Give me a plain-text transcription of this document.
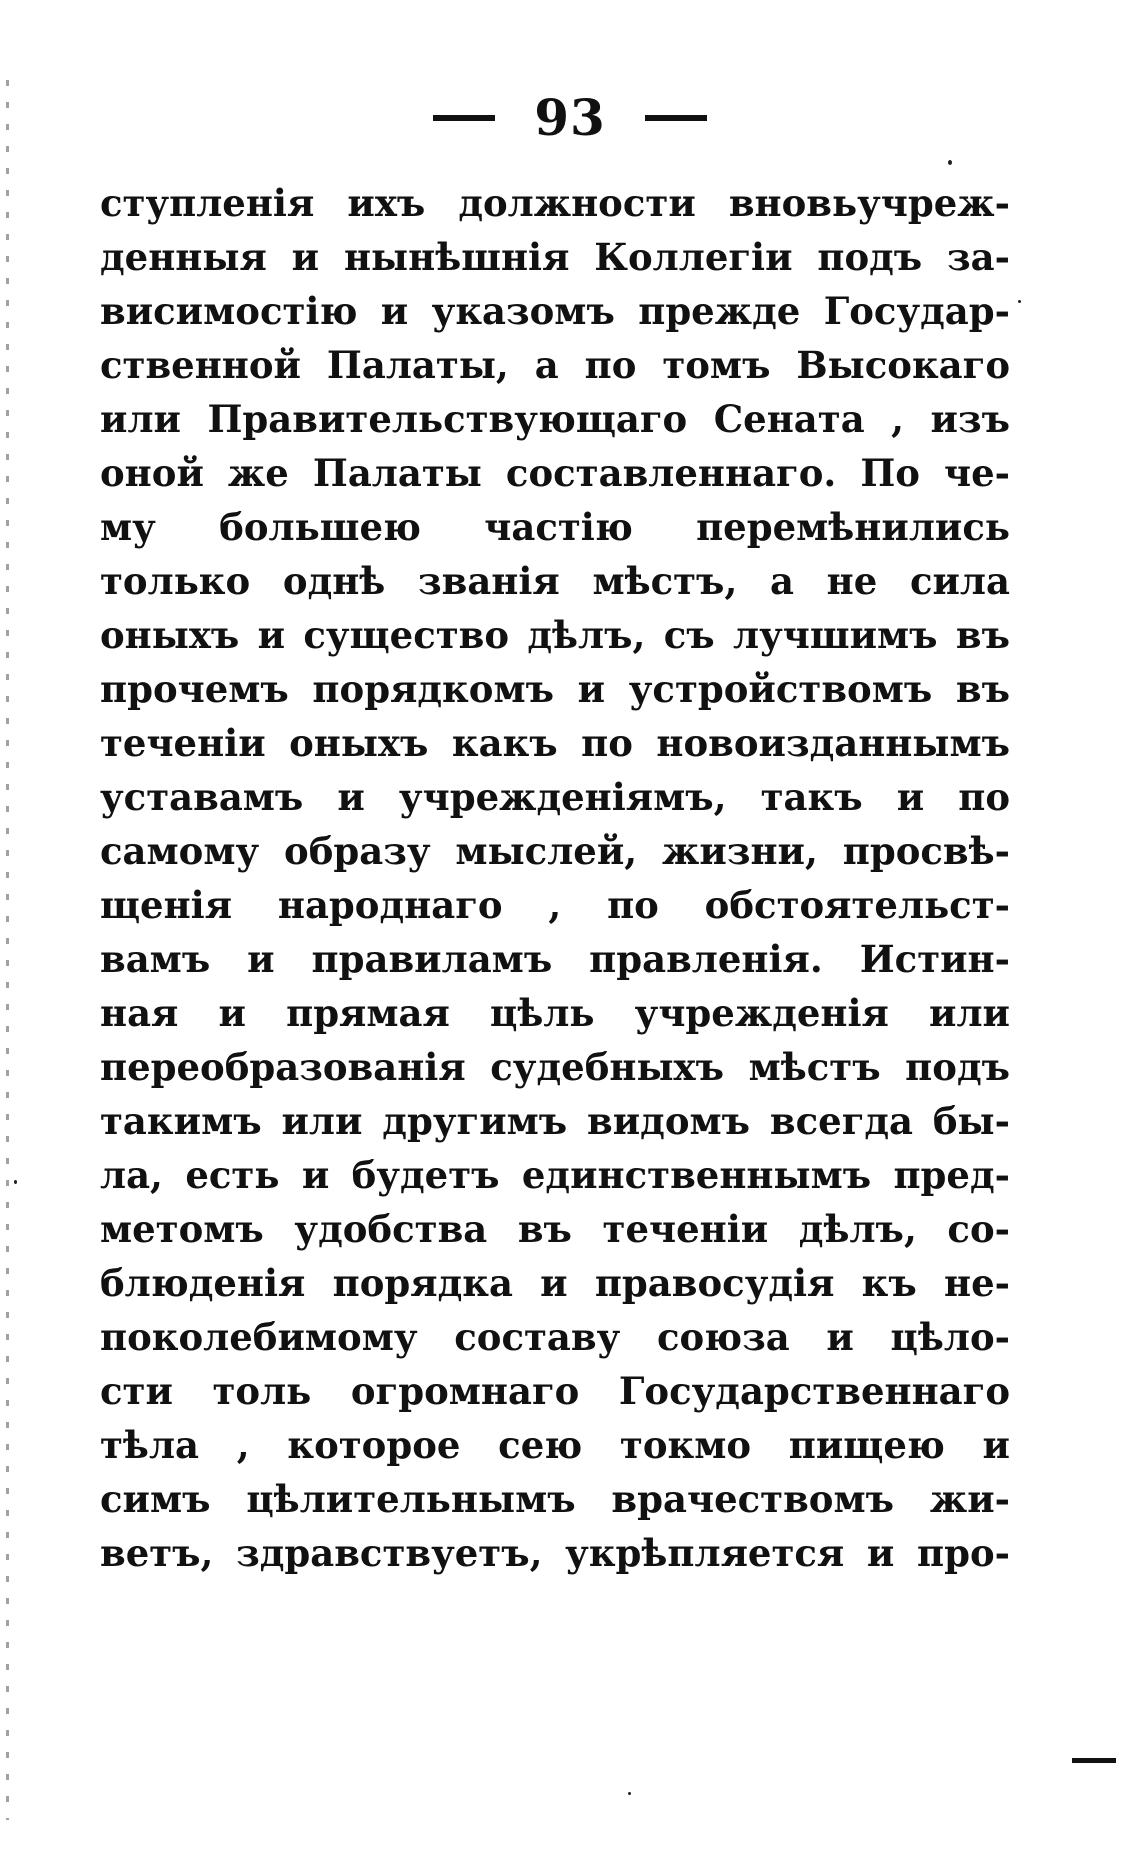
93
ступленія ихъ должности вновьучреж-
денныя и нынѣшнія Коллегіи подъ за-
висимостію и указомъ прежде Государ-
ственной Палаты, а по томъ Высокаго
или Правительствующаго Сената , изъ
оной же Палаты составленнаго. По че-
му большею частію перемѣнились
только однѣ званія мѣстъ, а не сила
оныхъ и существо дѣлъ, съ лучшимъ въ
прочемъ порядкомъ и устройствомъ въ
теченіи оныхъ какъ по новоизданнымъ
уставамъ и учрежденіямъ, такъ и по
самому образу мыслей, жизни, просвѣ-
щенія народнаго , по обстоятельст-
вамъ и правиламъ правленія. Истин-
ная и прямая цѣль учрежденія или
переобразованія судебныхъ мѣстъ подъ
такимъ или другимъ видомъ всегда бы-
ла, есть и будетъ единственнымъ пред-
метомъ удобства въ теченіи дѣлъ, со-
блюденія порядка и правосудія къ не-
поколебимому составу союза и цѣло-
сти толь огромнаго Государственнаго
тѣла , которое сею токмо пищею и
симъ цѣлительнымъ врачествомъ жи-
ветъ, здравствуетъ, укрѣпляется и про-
····················
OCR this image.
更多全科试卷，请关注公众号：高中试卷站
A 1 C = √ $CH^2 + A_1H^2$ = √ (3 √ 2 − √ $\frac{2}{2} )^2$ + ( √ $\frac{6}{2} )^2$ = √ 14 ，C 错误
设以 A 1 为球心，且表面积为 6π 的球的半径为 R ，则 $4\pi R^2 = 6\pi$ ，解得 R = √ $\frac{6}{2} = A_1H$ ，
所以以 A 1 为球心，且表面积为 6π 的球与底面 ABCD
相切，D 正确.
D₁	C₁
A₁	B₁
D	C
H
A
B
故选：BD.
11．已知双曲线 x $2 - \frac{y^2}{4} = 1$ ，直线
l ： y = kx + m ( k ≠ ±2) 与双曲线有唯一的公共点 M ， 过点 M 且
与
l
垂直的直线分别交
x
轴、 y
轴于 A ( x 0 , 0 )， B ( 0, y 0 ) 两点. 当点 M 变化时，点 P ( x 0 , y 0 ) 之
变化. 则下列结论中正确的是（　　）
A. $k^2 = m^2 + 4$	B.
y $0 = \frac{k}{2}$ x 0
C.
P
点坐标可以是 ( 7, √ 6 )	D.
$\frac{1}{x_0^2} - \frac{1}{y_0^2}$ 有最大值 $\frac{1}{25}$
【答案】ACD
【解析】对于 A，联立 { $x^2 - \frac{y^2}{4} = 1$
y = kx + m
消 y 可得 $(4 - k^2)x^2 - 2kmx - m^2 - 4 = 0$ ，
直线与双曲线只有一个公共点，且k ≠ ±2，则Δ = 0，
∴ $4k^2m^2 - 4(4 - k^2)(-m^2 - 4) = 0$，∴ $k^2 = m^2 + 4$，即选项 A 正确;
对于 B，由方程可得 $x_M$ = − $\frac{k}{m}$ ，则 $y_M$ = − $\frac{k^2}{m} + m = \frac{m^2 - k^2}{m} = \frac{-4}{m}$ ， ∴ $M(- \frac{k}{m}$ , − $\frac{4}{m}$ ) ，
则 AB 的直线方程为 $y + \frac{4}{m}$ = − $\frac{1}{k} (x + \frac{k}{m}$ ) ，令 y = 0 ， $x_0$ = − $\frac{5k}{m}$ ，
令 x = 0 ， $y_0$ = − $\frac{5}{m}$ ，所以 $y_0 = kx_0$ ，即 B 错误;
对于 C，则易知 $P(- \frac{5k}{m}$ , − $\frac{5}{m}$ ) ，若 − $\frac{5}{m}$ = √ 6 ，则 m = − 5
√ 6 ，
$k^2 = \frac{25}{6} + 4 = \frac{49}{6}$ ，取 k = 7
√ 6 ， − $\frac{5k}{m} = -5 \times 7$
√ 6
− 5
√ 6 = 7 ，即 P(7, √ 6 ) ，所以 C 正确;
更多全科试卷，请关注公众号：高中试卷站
····················
* Work to do: Search the data for "теченіи". Copy every matching line.

* Exercise result:
теченіи оныхъ какъ по новоизданнымъ
метомъ удобства въ теченіи дѣлъ, со-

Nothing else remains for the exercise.